-- START OF Stored rows --
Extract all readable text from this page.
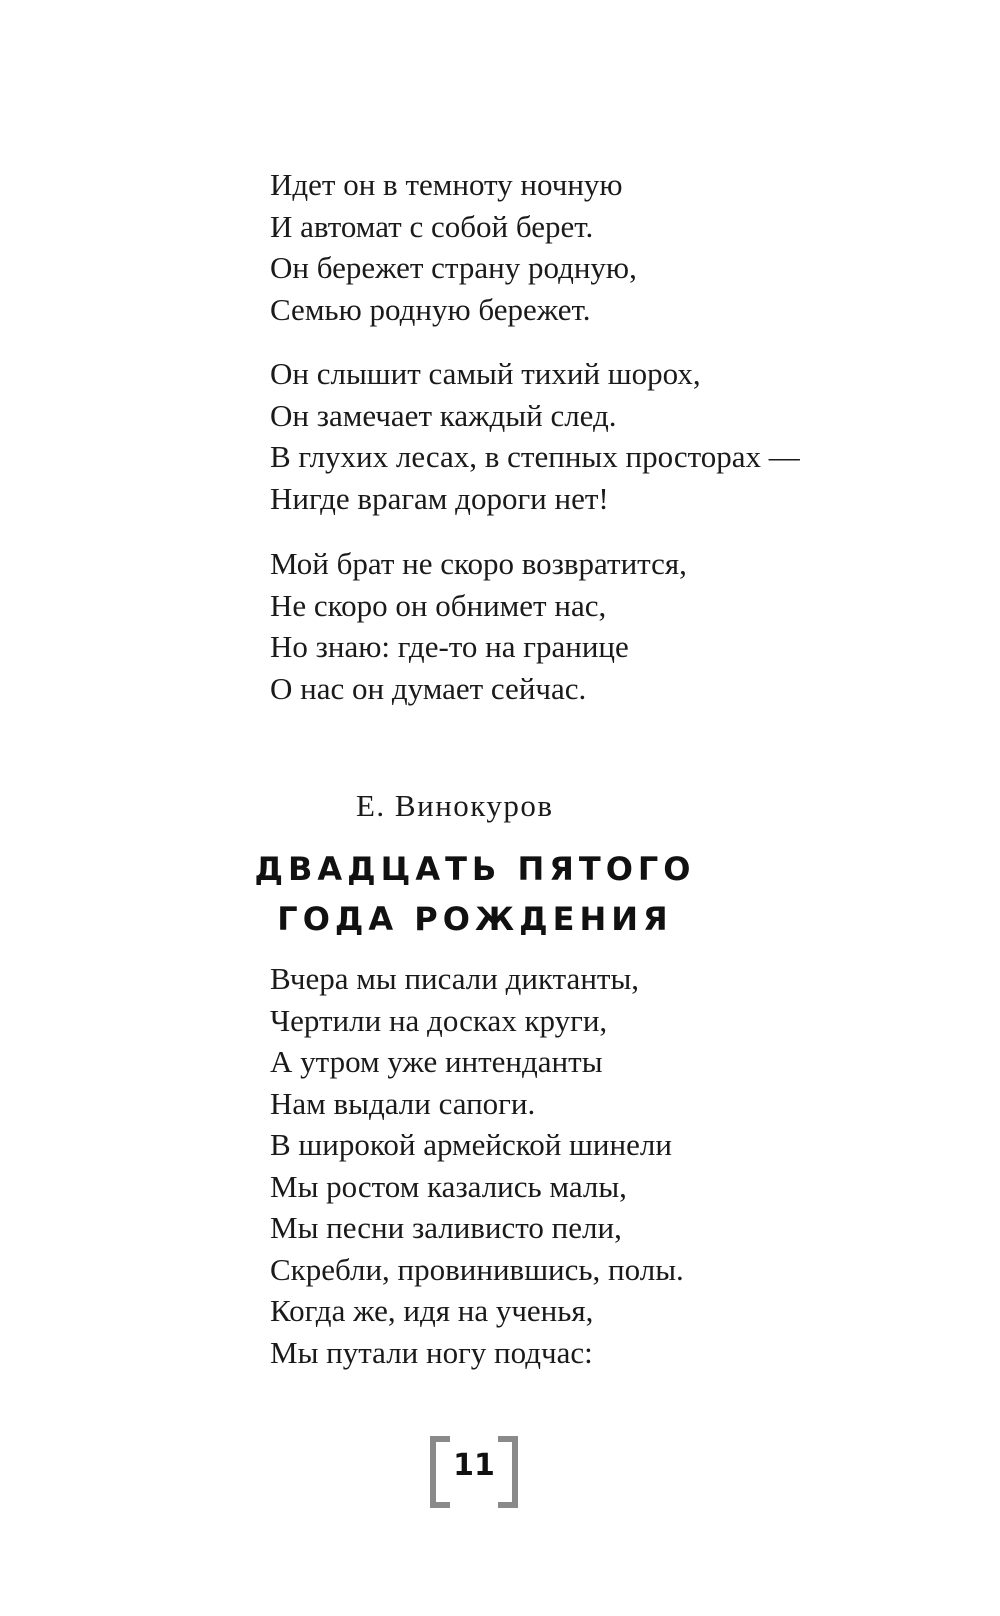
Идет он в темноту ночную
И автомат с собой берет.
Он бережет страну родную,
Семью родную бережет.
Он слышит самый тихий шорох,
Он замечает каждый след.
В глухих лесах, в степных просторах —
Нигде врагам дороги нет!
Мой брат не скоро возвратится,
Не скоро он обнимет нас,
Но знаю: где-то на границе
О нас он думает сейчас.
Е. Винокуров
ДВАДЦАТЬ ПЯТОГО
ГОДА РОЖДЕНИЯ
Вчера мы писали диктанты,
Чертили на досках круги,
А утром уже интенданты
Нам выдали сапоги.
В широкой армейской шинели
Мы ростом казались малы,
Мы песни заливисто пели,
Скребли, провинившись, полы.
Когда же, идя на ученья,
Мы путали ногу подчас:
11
-- END OF Stored rows --
* [Work to do]
Copy each line of the listing in which the word "скоро" can be found.

* [Complete output]
Мой брат не скоро возвратится,
Не скоро он обнимет нас,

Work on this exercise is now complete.